:: Set problem ::
Reproduce every line, starting at the one that contains "Decode this image" and ending at the last line of the data, exactly as it stands; pictures are omitted.

:: Data records ::
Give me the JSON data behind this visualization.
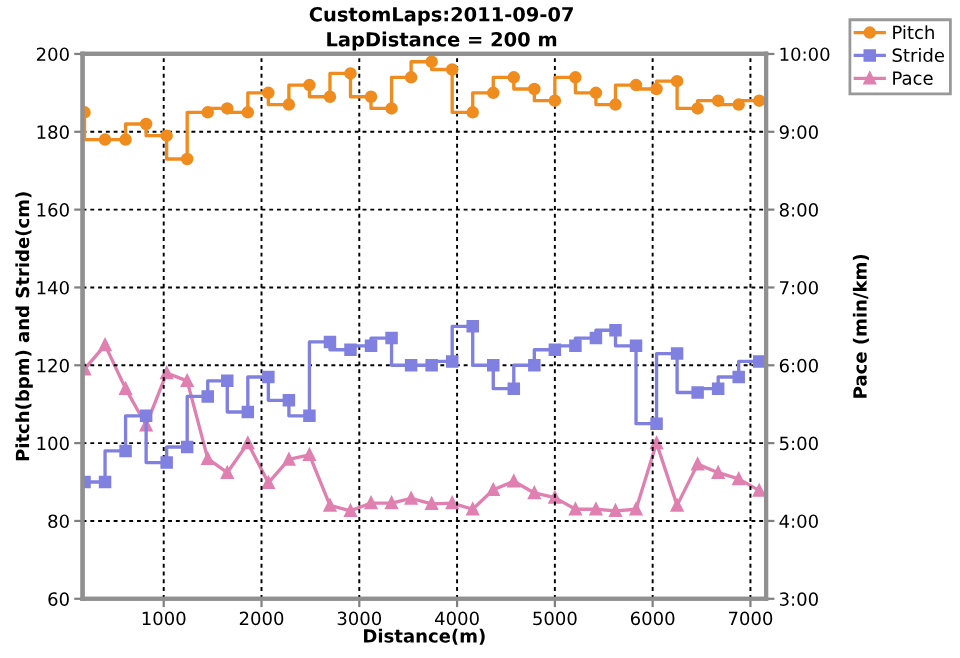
{
  "chart_data": {
    "type": "step",
    "title": "CustomLaps:2011-09-07",
    "subtitle": "LapDistance = 200 m",
    "xlabel": "Distance(m)",
    "ylabel": "Pitch(bpm) and Stride(cm)",
    "y2label": "Pace (min/km)",
    "x": [
      190,
      400,
      610,
      820,
      1030,
      1240,
      1450,
      1650,
      1860,
      2070,
      2280,
      2490,
      2700,
      2910,
      3120,
      3330,
      3530,
      3740,
      3950,
      4160,
      4370,
      4580,
      4790,
      5000,
      5210,
      5420,
      5620,
      5830,
      6040,
      6250,
      6460,
      6670,
      6880,
      7090
    ],
    "series": [
      {
        "name": "Pitch",
        "marker": "circle",
        "color": "#f08c1e",
        "values": [
          185,
          178,
          178,
          182,
          179,
          173,
          185,
          186,
          185,
          190,
          187,
          192,
          189,
          195,
          189,
          186,
          194,
          198,
          196,
          185,
          190,
          194,
          191,
          188,
          194,
          190,
          187,
          192,
          191,
          193,
          186,
          188,
          187,
          188
        ]
      },
      {
        "name": "Stride",
        "marker": "square",
        "color": "#8080e0",
        "values": [
          90,
          90,
          98,
          107,
          95,
          99,
          112,
          116,
          108,
          117,
          111,
          107,
          126,
          124,
          125,
          127,
          120,
          120,
          121,
          130,
          120,
          114,
          120,
          124,
          125,
          127,
          129,
          125,
          105,
          123,
          113,
          114,
          117,
          121
        ]
      },
      {
        "name": "Pace",
        "type": "line",
        "marker": "triangle",
        "axis": "y2",
        "color": "#e080b0",
        "values": [
          5.95,
          6.26,
          5.7,
          5.23,
          5.9,
          5.8,
          4.8,
          4.62,
          5.0,
          4.49,
          4.79,
          4.85,
          4.2,
          4.13,
          4.23,
          4.23,
          4.29,
          4.22,
          4.23,
          4.15,
          4.4,
          4.51,
          4.36,
          4.3,
          4.15,
          4.15,
          4.13,
          4.15,
          5.0,
          4.2,
          4.73,
          4.62,
          4.54,
          4.39
        ]
      }
    ],
    "xlim": [
      170,
      7160
    ],
    "xticks": [
      1000,
      2000,
      3000,
      4000,
      5000,
      6000,
      7000
    ],
    "ylim": [
      60,
      200
    ],
    "yticks": [
      60,
      80,
      100,
      120,
      140,
      160,
      180,
      200
    ],
    "y2lim": [
      3,
      10
    ],
    "y2ticks": [
      {
        "value": 3,
        "label": "3:00"
      },
      {
        "value": 4,
        "label": "4:00"
      },
      {
        "value": 5,
        "label": "5:00"
      },
      {
        "value": 6,
        "label": "6:00"
      },
      {
        "value": 7,
        "label": "7:00"
      },
      {
        "value": 8,
        "label": "8:00"
      },
      {
        "value": 9,
        "label": "9:00"
      },
      {
        "value": 10,
        "label": "10:00"
      }
    ],
    "grid": true,
    "legend": "top right",
    "line_style": "solid"
  }
}
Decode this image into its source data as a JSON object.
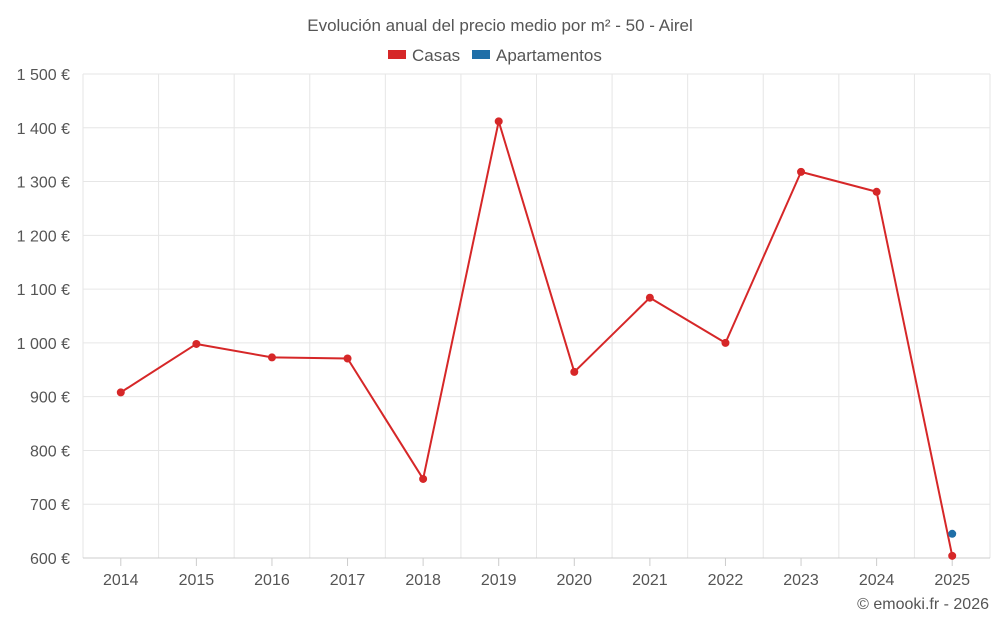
{
  "chart_data": {
    "type": "line",
    "title": "Evolución anual del precio medio por m² - 50 - Airel",
    "x": [
      "2014",
      "2015",
      "2016",
      "2017",
      "2018",
      "2019",
      "2020",
      "2021",
      "2022",
      "2023",
      "2024",
      "2025"
    ],
    "series": [
      {
        "name": "Casas",
        "color": "#d62728",
        "values": [
          908,
          998,
          973,
          971,
          747,
          1412,
          946,
          1084,
          1000,
          1318,
          1281,
          604
        ]
      },
      {
        "name": "Apartamentos",
        "color": "#1f6fa8",
        "values": [
          null,
          null,
          null,
          null,
          null,
          null,
          null,
          null,
          null,
          null,
          null,
          645
        ]
      }
    ],
    "ylim": [
      600,
      1500
    ],
    "y_ticks": [
      600,
      700,
      800,
      900,
      1000,
      1100,
      1200,
      1300,
      1400,
      1500
    ],
    "y_tick_labels": [
      "600 €",
      "700 €",
      "800 €",
      "900 €",
      "1 000 €",
      "1 100 €",
      "1 200 €",
      "1 300 €",
      "1 400 €",
      "1 500 €"
    ],
    "grid": true,
    "legend_position": "top-center"
  },
  "credit": "© emooki.fr - 2026"
}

:: Exercise output ::
Decode this image into its source data as a JSON object.
{
  "chart_data": {
    "type": "line",
    "title": "Evolución anual del precio medio por m² - 50 - Airel",
    "x": [
      "2014",
      "2015",
      "2016",
      "2017",
      "2018",
      "2019",
      "2020",
      "2021",
      "2022",
      "2023",
      "2024",
      "2025"
    ],
    "series": [
      {
        "name": "Casas",
        "color": "#d62728",
        "values": [
          908,
          998,
          973,
          971,
          747,
          1412,
          946,
          1084,
          1000,
          1318,
          1281,
          604
        ]
      },
      {
        "name": "Apartamentos",
        "color": "#1f6fa8",
        "values": [
          null,
          null,
          null,
          null,
          null,
          null,
          null,
          null,
          null,
          null,
          null,
          645
        ]
      }
    ],
    "ylim": [
      600,
      1500
    ],
    "y_ticks": [
      600,
      700,
      800,
      900,
      1000,
      1100,
      1200,
      1300,
      1400,
      1500
    ],
    "y_tick_labels": [
      "600 €",
      "700 €",
      "800 €",
      "900 €",
      "1 000 €",
      "1 100 €",
      "1 200 €",
      "1 300 €",
      "1 400 €",
      "1 500 €"
    ],
    "grid": true,
    "legend_position": "top-center"
  },
  "credit": "© emooki.fr - 2026"
}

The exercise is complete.